- [What you should do]
Copy each line below exactly and leave the pictures out.

(Excerpts from a figure dataset)
● ● ● ● ● ● ●
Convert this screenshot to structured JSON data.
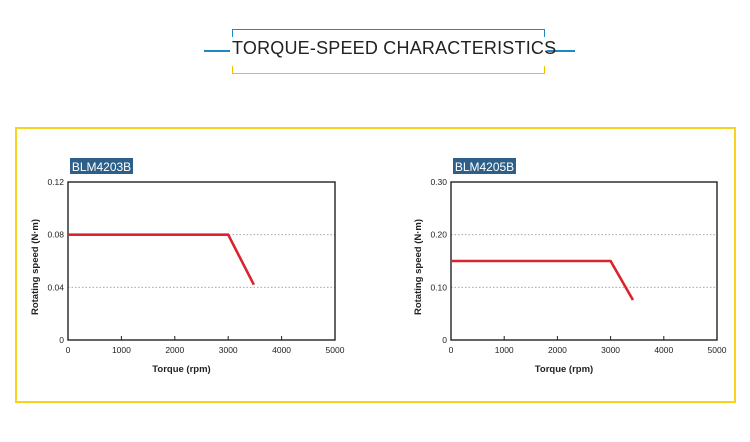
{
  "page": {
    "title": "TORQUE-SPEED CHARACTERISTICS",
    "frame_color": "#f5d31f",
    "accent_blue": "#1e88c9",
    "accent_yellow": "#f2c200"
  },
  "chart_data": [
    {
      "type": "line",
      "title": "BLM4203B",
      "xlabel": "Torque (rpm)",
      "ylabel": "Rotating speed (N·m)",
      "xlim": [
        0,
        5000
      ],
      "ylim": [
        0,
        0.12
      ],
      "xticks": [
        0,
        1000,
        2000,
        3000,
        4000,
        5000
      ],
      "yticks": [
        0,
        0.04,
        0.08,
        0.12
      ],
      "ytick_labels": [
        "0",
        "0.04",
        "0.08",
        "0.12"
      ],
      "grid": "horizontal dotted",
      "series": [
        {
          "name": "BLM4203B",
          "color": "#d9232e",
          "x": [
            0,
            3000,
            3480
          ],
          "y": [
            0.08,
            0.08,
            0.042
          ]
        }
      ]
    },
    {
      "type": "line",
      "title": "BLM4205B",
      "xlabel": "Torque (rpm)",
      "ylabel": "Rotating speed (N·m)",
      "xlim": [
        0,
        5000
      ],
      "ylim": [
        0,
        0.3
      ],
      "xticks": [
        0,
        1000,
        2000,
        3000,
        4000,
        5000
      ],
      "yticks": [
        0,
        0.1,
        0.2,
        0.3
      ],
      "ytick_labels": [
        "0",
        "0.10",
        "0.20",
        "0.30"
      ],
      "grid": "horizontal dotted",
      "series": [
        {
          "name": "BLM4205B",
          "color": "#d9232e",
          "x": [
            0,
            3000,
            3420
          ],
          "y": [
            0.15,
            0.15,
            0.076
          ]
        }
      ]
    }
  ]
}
● ● ● ● ● ● ●
- [Solution for this problem]
Convert this screenshot to structured JSON data.
{
  "page": {
    "title": "TORQUE-SPEED CHARACTERISTICS",
    "frame_color": "#f5d31f",
    "accent_blue": "#1e88c9",
    "accent_yellow": "#f2c200"
  },
  "chart_data": [
    {
      "type": "line",
      "title": "BLM4203B",
      "xlabel": "Torque (rpm)",
      "ylabel": "Rotating speed (N·m)",
      "xlim": [
        0,
        5000
      ],
      "ylim": [
        0,
        0.12
      ],
      "xticks": [
        0,
        1000,
        2000,
        3000,
        4000,
        5000
      ],
      "yticks": [
        0,
        0.04,
        0.08,
        0.12
      ],
      "ytick_labels": [
        "0",
        "0.04",
        "0.08",
        "0.12"
      ],
      "grid": "horizontal dotted",
      "series": [
        {
          "name": "BLM4203B",
          "color": "#d9232e",
          "x": [
            0,
            3000,
            3480
          ],
          "y": [
            0.08,
            0.08,
            0.042
          ]
        }
      ]
    },
    {
      "type": "line",
      "title": "BLM4205B",
      "xlabel": "Torque (rpm)",
      "ylabel": "Rotating speed (N·m)",
      "xlim": [
        0,
        5000
      ],
      "ylim": [
        0,
        0.3
      ],
      "xticks": [
        0,
        1000,
        2000,
        3000,
        4000,
        5000
      ],
      "yticks": [
        0,
        0.1,
        0.2,
        0.3
      ],
      "ytick_labels": [
        "0",
        "0.10",
        "0.20",
        "0.30"
      ],
      "grid": "horizontal dotted",
      "series": [
        {
          "name": "BLM4205B",
          "color": "#d9232e",
          "x": [
            0,
            3000,
            3420
          ],
          "y": [
            0.15,
            0.15,
            0.076
          ]
        }
      ]
    }
  ]
}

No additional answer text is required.